--- Start Given records ---
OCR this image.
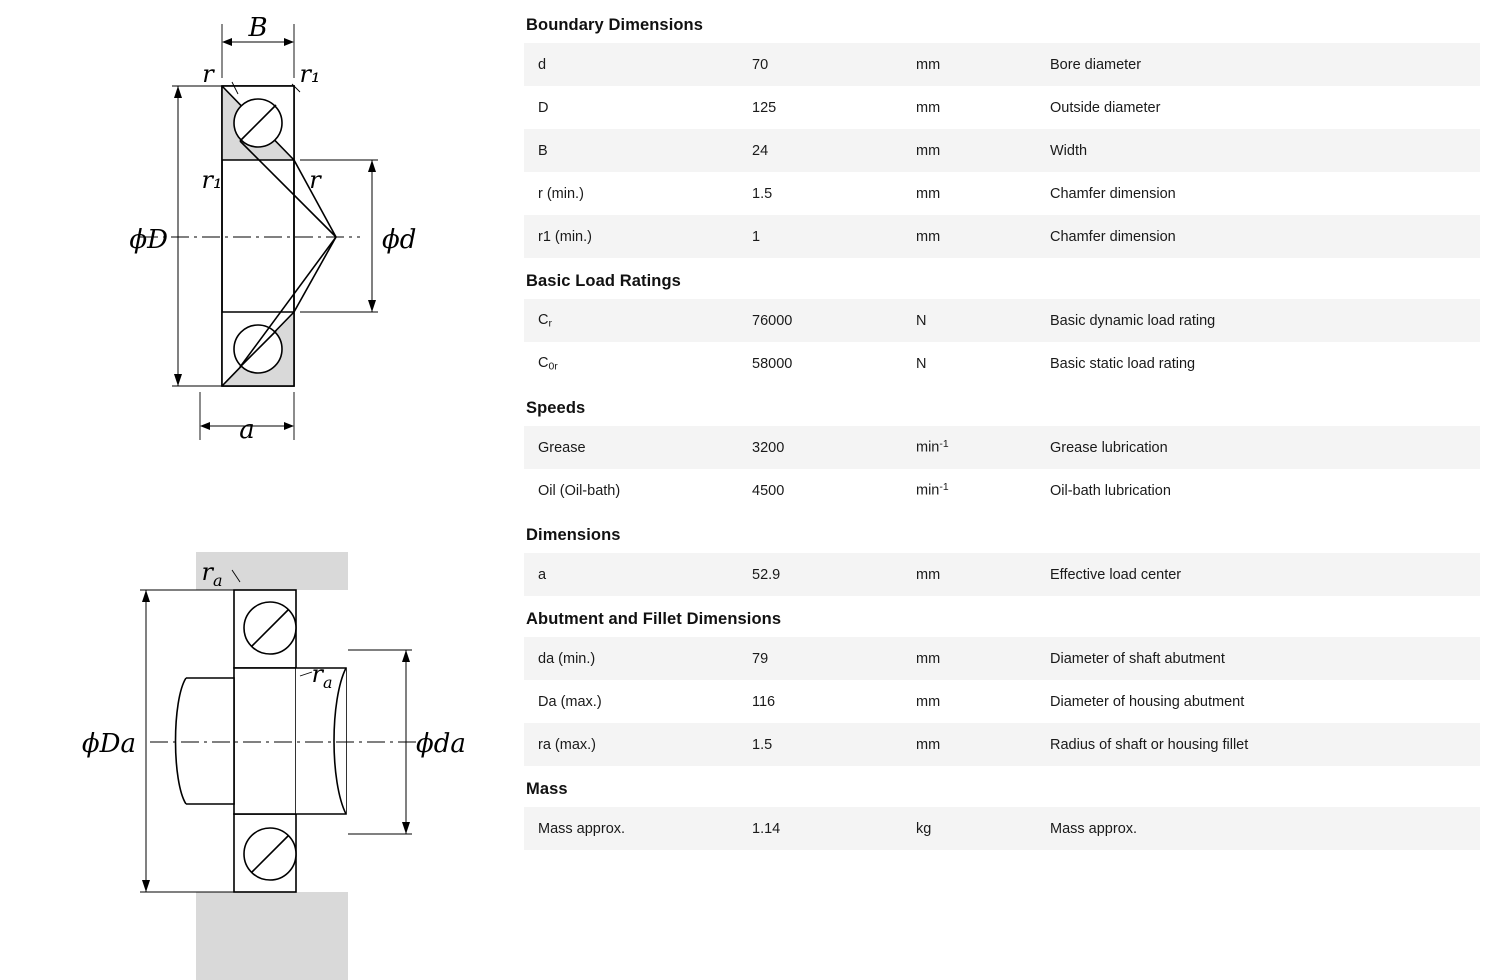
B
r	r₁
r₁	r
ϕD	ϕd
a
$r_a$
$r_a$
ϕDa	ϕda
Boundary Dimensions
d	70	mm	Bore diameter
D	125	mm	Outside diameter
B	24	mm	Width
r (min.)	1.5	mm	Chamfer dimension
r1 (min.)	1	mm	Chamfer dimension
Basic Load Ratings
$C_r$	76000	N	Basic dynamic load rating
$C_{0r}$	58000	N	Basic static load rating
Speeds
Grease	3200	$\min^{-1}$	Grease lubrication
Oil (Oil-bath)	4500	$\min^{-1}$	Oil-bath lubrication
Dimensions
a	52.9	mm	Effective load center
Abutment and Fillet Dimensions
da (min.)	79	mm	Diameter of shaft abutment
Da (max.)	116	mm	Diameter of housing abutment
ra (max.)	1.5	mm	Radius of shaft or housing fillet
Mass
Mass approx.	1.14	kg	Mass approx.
--- End Given records ---
--- Start Given records ---
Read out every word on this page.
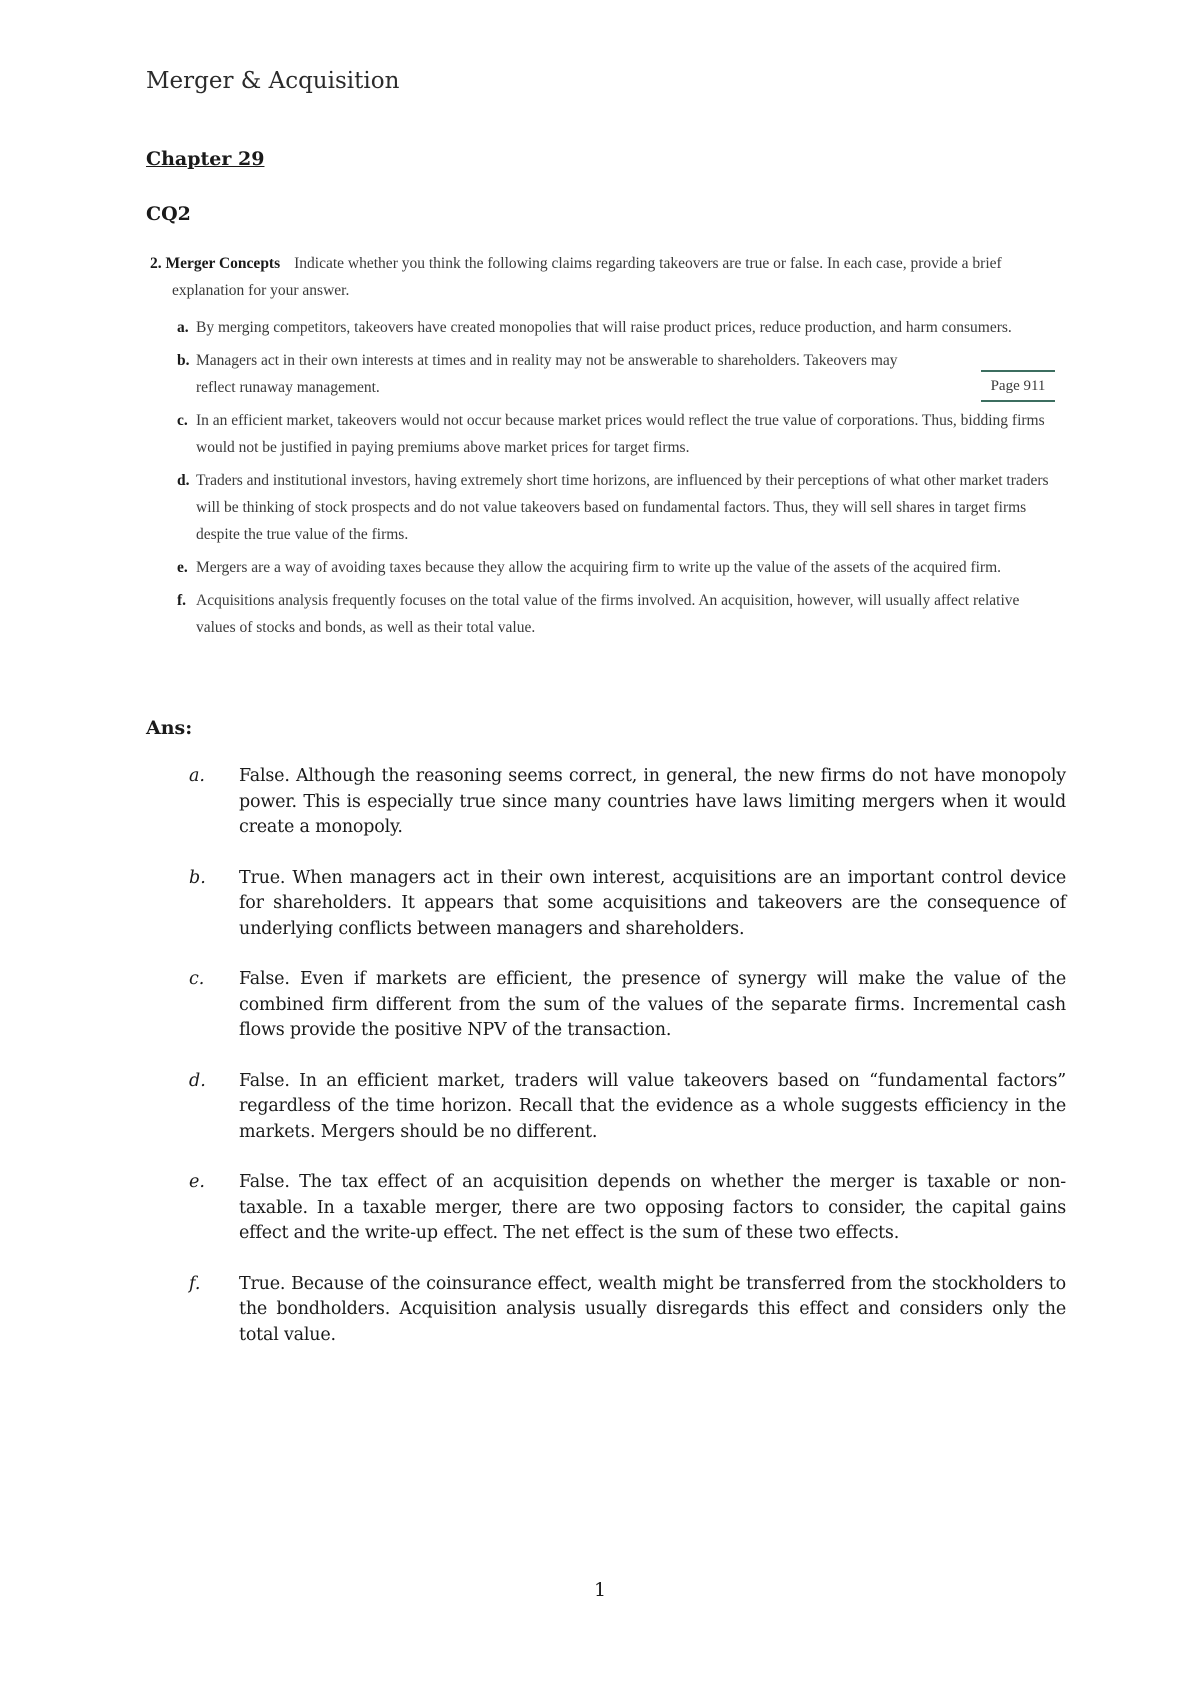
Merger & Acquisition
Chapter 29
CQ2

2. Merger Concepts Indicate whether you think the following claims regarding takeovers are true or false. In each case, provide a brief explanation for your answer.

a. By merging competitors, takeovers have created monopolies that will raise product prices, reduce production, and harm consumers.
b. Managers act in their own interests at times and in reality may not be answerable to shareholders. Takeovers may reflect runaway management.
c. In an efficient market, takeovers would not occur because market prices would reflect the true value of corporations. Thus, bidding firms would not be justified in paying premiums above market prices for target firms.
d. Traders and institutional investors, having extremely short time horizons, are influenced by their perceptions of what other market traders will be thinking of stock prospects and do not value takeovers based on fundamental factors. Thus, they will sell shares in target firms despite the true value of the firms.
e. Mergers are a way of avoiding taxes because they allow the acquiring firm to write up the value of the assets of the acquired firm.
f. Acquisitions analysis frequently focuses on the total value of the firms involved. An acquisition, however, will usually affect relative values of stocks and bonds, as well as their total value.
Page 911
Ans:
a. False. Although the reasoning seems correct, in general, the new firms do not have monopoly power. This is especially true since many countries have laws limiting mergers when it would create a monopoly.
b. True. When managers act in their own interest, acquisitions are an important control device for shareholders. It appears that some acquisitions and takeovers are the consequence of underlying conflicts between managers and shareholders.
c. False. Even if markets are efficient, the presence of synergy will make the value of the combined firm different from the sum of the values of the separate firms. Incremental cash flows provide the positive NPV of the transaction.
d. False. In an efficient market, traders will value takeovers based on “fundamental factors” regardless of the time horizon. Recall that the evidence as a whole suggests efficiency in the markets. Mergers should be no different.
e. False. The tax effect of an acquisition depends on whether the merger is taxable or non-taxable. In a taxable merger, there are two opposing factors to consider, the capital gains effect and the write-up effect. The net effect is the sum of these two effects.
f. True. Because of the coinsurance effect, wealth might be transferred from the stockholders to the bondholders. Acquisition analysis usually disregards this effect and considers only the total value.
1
--- End Given records ---
--- Start Given records ---
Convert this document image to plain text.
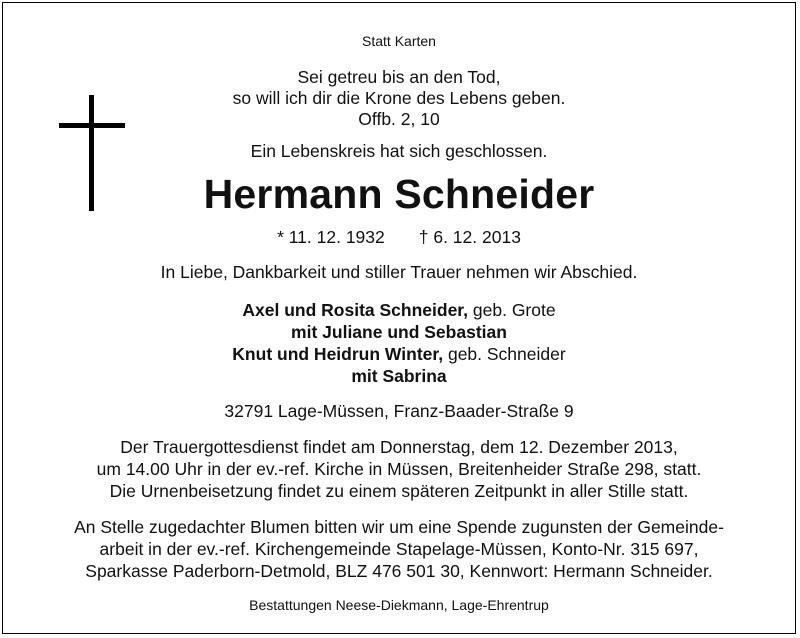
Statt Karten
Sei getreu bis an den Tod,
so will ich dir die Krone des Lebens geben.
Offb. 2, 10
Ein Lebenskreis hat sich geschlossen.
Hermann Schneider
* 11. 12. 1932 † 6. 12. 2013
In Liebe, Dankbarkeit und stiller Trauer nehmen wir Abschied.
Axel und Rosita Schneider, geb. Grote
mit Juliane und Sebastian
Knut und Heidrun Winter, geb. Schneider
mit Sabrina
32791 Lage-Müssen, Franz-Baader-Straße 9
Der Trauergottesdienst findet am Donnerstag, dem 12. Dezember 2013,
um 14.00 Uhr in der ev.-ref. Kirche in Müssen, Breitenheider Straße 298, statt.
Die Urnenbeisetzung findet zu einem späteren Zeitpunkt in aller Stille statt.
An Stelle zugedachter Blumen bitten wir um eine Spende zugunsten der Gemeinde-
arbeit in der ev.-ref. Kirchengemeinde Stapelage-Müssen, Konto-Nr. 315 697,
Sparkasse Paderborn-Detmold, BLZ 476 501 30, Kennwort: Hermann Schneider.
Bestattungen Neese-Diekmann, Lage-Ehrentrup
--- End Given records ---
What the exercise asks ▸
Where a line above contains the string "would", copy that line.

Response ▸
c. In an efficient market, takeovers would not occur because market prices would reflect the true value of corporations. Thus, bidding firms would not be justified in paying premiums above market prices for target firms.
a. False. Although the reasoning seems correct, in general, the new firms do not have monopoly power. This is especially true since many countries have laws limiting mergers when it would create a monopoly.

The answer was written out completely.